STATED EXERCISE
Retype each entry below, keeping every character the same.

==== AVAILABLE RECORDS

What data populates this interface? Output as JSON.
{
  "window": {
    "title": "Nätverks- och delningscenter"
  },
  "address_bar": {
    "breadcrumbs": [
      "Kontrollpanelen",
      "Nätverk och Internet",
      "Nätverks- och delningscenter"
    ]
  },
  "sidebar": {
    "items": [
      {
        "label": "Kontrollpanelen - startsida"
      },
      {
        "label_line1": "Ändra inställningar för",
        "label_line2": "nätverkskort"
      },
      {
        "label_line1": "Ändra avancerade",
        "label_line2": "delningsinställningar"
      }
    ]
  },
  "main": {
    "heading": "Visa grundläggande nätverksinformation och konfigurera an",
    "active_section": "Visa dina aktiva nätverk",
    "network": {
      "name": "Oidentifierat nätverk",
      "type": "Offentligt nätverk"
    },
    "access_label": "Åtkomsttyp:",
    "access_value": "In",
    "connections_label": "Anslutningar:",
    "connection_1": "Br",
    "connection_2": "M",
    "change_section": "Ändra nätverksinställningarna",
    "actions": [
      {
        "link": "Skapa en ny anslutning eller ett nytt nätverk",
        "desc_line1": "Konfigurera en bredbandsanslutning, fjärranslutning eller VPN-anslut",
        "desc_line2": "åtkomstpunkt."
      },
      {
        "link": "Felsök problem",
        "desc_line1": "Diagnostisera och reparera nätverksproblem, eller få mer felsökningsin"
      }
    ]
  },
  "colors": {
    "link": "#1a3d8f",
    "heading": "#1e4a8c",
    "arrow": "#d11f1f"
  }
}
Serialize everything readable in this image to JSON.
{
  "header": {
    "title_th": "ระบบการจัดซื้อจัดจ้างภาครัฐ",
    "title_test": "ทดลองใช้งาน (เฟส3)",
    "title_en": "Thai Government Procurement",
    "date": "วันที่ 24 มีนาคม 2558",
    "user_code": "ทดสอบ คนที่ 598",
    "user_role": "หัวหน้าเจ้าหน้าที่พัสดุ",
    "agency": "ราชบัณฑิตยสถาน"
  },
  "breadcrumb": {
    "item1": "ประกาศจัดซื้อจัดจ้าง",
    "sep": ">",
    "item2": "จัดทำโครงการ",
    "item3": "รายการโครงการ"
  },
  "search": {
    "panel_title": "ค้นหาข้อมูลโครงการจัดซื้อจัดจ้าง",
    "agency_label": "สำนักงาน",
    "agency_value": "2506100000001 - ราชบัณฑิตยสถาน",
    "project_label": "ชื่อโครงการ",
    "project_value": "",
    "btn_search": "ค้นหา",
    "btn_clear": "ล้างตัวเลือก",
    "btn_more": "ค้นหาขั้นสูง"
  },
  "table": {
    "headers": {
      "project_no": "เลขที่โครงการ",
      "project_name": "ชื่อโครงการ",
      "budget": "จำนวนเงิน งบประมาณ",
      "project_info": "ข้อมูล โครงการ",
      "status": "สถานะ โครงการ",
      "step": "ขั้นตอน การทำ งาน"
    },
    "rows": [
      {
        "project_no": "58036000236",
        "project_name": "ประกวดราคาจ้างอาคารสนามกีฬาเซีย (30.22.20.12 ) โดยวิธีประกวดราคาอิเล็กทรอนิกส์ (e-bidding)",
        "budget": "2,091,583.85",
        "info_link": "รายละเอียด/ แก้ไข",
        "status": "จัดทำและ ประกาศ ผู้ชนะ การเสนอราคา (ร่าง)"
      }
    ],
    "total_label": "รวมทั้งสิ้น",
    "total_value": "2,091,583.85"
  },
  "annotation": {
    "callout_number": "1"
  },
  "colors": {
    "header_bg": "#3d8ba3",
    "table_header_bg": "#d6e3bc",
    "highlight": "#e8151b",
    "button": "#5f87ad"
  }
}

========

EXPECTED ANSWER
What data populates this interface? Output as JSON.
{
  "window": {
    "title": "Nätverks- och delningscenter"
  },
  "address_bar": {
    "breadcrumbs": [
      "Kontrollpanelen",
      "Nätverk och Internet",
      "Nätverks- och delningscenter"
    ]
  },
  "sidebar": {
    "items": [
      {
        "label": "Kontrollpanelen - startsida"
      },
      {
        "label_line1": "Ändra inställningar för",
        "label_line2": "nätverkskort"
      },
      {
        "label_line1": "Ändra avancerade",
        "label_line2": "delningsinställningar"
      }
    ]
  },
  "main": {
    "heading": "Visa grundläggande nätverksinformation och konfigurera an",
    "active_section": "Visa dina aktiva nätverk",
    "network": {
      "name": "Oidentifierat nätverk",
      "type": "Offentligt nätverk"
    },
    "access_label": "Åtkomsttyp:",
    "access_value": "In",
    "connections_label": "Anslutningar:",
    "connection_1": "Br",
    "connection_2": "M",
    "change_section": "Ändra nätverksinställningarna",
    "actions": [
      {
        "link": "Skapa en ny anslutning eller ett nytt nätverk",
        "desc_line1": "Konfigurera en bredbandsanslutning, fjärranslutning eller VPN-anslut",
        "desc_line2": "åtkomstpunkt."
      },
      {
        "link": "Felsök problem",
        "desc_line1": "Diagnostisera och reparera nätverksproblem, eller få mer felsökningsin"
      }
    ]
  },
  "colors": {
    "link": "#1a3d8f",
    "heading": "#1e4a8c",
    "arrow": "#d11f1f"
  }
}
Serialize everything readable in this image to JSON.
{
  "header": {
    "title_th": "ระบบการจัดซื้อจัดจ้างภาครัฐ",
    "title_test": "ทดลองใช้งาน (เฟส3)",
    "title_en": "Thai Government Procurement",
    "date": "วันที่ 24 มีนาคม 2558",
    "user_code": "ทดสอบ คนที่ 598",
    "user_role": "หัวหน้าเจ้าหน้าที่พัสดุ",
    "agency": "ราชบัณฑิตยสถาน"
  },
  "breadcrumb": {
    "item1": "ประกาศจัดซื้อจัดจ้าง",
    "sep": ">",
    "item2": "จัดทำโครงการ",
    "item3": "รายการโครงการ"
  },
  "search": {
    "panel_title": "ค้นหาข้อมูลโครงการจัดซื้อจัดจ้าง",
    "agency_label": "สำนักงาน",
    "agency_value": "2506100000001 - ราชบัณฑิตยสถาน",
    "project_label": "ชื่อโครงการ",
    "project_value": "",
    "btn_search": "ค้นหา",
    "btn_clear": "ล้างตัวเลือก",
    "btn_more": "ค้นหาขั้นสูง"
  },
  "table": {
    "headers": {
      "project_no": "เลขที่โครงการ",
      "project_name": "ชื่อโครงการ",
      "budget": "จำนวนเงิน งบประมาณ",
      "project_info": "ข้อมูล โครงการ",
      "status": "สถานะ โครงการ",
      "step": "ขั้นตอน การทำ งาน"
    },
    "rows": [
      {
        "project_no": "58036000236",
        "project_name": "ประกวดราคาจ้างอาคารสนามกีฬาเซีย (30.22.20.12 ) โดยวิธีประกวดราคาอิเล็กทรอนิกส์ (e-bidding)",
        "budget": "2,091,583.85",
        "info_link": "รายละเอียด/ แก้ไข",
        "status": "จัดทำและ ประกาศ ผู้ชนะ การเสนอราคา (ร่าง)"
      }
    ],
    "total_label": "รวมทั้งสิ้น",
    "total_value": "2,091,583.85"
  },
  "annotation": {
    "callout_number": "1"
  },
  "colors": {
    "header_bg": "#3d8ba3",
    "table_header_bg": "#d6e3bc",
    "highlight": "#e8151b",
    "button": "#5f87ad"
  }
}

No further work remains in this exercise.